* PROBLEM STATEMENT: Convert every line of the rows below into a JSON list of strings, one string per line, leaving out blank lines.

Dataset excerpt
+ + + + + + +
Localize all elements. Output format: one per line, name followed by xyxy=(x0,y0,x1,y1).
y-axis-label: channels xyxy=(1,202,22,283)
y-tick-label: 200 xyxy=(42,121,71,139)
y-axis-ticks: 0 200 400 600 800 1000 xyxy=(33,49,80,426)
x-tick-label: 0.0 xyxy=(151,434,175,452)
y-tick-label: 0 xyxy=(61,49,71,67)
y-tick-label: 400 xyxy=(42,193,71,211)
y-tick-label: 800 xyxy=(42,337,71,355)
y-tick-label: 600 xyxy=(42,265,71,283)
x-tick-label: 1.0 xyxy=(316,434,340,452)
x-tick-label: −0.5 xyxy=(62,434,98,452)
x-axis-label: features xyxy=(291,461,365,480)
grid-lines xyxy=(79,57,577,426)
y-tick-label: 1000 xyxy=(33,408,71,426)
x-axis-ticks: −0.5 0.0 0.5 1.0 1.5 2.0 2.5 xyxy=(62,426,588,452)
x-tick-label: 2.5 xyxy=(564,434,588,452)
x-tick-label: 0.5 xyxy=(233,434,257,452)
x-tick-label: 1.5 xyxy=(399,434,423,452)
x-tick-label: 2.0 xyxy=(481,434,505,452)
+ + + + + + +
* RESPONSE:
[
  "Localize all elements. Output format: one per line, name followed by xyxy=(x0,y0,x1,y1).",
  "y-axis-label: channels xyxy=(1,202,22,283)",
  "y-tick-label: 200 xyxy=(42,121,71,139)",
  "y-axis-ticks: 0 200 400 600 800 1000 xyxy=(33,49,80,426)",
  "x-tick-label: 0.0 xyxy=(151,434,175,452)",
  "y-tick-label: 0 xyxy=(61,49,71,67)",
  "y-tick-label: 400 xyxy=(42,193,71,211)",
  "y-tick-label: 800 xyxy=(42,337,71,355)",
  "y-tick-label: 600 xyxy=(42,265,71,283)",
  "x-tick-label: 1.0 xyxy=(316,434,340,452)",
  "x-tick-label: −0.5 xyxy=(62,434,98,452)",
  "x-axis-label: features xyxy=(291,461,365,480)",
  "grid-lines xyxy=(79,57,577,426)",
  "y-tick-label: 1000 xyxy=(33,408,71,426)",
  "x-axis-ticks: −0.5 0.0 0.5 1.0 1.5 2.0 2.5 xyxy=(62,426,588,452)",
  "x-tick-label: 2.5 xyxy=(564,434,588,452)",
  "x-tick-label: 0.5 xyxy=(233,434,257,452)",
  "x-tick-label: 1.5 xyxy=(399,434,423,452)",
  "x-tick-label: 2.0 xyxy=(481,434,505,452)"
]